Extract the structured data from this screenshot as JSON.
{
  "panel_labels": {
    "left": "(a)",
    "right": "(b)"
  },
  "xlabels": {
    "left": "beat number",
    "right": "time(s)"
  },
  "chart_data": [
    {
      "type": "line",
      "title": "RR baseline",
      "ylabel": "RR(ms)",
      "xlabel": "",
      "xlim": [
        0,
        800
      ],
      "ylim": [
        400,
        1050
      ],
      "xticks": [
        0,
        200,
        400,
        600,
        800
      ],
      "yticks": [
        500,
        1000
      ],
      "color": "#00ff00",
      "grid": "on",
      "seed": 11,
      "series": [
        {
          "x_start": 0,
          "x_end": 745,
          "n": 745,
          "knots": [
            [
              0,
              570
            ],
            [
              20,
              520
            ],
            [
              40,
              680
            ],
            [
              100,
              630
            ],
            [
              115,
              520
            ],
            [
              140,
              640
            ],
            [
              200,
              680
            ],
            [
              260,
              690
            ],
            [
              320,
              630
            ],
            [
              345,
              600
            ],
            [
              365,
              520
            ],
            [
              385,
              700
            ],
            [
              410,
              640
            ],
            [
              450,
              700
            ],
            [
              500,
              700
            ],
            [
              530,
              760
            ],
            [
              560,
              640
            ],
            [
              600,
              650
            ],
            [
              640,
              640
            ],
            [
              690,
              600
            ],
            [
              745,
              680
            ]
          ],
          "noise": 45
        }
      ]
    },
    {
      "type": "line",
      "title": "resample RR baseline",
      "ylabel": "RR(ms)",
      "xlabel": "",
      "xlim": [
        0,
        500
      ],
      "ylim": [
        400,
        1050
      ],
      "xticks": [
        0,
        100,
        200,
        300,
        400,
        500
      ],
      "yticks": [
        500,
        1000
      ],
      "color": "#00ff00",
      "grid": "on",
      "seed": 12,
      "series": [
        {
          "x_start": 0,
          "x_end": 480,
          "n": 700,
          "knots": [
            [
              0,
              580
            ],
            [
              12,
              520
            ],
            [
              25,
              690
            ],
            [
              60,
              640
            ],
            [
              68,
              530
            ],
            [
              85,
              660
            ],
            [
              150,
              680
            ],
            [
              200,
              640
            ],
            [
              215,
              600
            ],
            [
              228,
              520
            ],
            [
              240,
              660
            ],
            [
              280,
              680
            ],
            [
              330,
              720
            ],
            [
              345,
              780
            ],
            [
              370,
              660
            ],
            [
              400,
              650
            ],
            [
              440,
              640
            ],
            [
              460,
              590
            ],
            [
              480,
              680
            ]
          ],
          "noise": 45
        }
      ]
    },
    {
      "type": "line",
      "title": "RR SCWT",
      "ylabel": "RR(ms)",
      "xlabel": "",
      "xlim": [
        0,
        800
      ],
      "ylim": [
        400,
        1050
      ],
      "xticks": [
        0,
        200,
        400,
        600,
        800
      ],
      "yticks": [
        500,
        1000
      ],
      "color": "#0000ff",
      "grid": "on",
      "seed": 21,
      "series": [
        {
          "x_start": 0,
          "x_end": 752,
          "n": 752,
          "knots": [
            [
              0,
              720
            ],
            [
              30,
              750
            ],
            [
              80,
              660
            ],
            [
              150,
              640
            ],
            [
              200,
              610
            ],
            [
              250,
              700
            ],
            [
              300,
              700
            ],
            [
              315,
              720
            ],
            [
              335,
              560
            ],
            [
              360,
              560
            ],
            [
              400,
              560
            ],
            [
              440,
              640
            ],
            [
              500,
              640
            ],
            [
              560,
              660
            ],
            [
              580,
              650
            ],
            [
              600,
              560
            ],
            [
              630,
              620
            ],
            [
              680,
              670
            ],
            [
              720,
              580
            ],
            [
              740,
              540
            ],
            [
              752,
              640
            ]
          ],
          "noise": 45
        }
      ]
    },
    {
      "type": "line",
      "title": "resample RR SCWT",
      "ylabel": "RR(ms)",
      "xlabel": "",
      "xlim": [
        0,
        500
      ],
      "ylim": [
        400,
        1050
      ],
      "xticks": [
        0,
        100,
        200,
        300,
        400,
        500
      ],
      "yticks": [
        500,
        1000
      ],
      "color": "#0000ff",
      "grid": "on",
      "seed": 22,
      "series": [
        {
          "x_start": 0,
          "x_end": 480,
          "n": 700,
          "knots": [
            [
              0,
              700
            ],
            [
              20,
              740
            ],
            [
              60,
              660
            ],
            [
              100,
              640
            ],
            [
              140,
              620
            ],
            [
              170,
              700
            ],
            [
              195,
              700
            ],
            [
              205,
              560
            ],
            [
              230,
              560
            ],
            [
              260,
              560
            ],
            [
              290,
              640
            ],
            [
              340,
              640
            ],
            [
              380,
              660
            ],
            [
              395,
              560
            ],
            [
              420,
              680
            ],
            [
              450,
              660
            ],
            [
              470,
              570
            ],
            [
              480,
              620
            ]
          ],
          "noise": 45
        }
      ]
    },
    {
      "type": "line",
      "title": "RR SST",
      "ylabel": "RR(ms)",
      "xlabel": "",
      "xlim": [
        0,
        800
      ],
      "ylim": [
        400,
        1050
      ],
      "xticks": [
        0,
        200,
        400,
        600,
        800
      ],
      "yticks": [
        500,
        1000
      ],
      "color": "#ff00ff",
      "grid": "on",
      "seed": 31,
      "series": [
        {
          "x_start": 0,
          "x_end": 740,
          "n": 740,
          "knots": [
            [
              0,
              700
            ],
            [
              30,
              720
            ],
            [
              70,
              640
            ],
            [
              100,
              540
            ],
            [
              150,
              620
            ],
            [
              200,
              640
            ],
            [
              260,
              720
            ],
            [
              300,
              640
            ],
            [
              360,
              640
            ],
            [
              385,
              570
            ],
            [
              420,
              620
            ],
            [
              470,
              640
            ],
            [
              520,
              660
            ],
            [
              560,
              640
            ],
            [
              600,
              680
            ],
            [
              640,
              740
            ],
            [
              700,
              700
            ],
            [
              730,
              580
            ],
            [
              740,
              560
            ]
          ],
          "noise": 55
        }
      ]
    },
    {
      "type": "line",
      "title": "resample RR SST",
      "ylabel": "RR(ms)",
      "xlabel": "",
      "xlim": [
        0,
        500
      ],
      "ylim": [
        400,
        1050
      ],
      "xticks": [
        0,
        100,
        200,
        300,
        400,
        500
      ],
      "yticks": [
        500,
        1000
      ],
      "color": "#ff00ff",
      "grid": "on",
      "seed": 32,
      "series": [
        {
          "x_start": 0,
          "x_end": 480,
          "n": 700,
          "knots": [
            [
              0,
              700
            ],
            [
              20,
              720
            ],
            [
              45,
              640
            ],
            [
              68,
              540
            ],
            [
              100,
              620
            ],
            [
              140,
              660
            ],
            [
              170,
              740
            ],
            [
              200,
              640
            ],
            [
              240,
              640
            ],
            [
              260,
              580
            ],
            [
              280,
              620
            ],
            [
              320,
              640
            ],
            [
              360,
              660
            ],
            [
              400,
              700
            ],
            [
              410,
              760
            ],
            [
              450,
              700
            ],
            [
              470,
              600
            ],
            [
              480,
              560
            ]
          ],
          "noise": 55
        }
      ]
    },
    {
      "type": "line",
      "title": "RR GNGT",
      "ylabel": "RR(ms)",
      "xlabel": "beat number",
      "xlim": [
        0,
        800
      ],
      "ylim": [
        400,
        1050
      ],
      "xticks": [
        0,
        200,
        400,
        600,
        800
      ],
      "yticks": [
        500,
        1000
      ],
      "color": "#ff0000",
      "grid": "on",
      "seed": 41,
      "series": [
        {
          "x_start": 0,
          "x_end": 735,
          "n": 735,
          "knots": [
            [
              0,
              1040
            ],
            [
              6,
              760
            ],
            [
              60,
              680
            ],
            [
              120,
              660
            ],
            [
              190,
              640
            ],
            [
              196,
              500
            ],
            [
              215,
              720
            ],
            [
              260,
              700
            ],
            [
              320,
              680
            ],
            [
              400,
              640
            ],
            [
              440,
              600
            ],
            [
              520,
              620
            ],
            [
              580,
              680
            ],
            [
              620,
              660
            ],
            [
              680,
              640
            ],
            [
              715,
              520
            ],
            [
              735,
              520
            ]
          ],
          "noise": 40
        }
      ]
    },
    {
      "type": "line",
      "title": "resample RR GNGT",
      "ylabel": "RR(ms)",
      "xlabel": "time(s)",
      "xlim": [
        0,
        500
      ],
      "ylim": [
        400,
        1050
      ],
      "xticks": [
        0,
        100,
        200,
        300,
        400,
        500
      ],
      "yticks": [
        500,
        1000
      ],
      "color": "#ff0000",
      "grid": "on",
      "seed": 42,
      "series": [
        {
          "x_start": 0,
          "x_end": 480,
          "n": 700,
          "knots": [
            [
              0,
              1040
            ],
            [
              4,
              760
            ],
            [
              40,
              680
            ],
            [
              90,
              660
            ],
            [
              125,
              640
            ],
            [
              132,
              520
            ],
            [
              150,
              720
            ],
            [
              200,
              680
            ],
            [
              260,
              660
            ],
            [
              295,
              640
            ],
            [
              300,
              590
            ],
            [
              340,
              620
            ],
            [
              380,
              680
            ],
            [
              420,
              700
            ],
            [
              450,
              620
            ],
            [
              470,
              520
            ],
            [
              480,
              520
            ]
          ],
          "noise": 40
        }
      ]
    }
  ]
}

################

> **What is needed**
For each line of the listing that holds the word "baseline", show that line.

> **Full solution**
      "title": "RR baseline",
      "title": "resample RR baseline",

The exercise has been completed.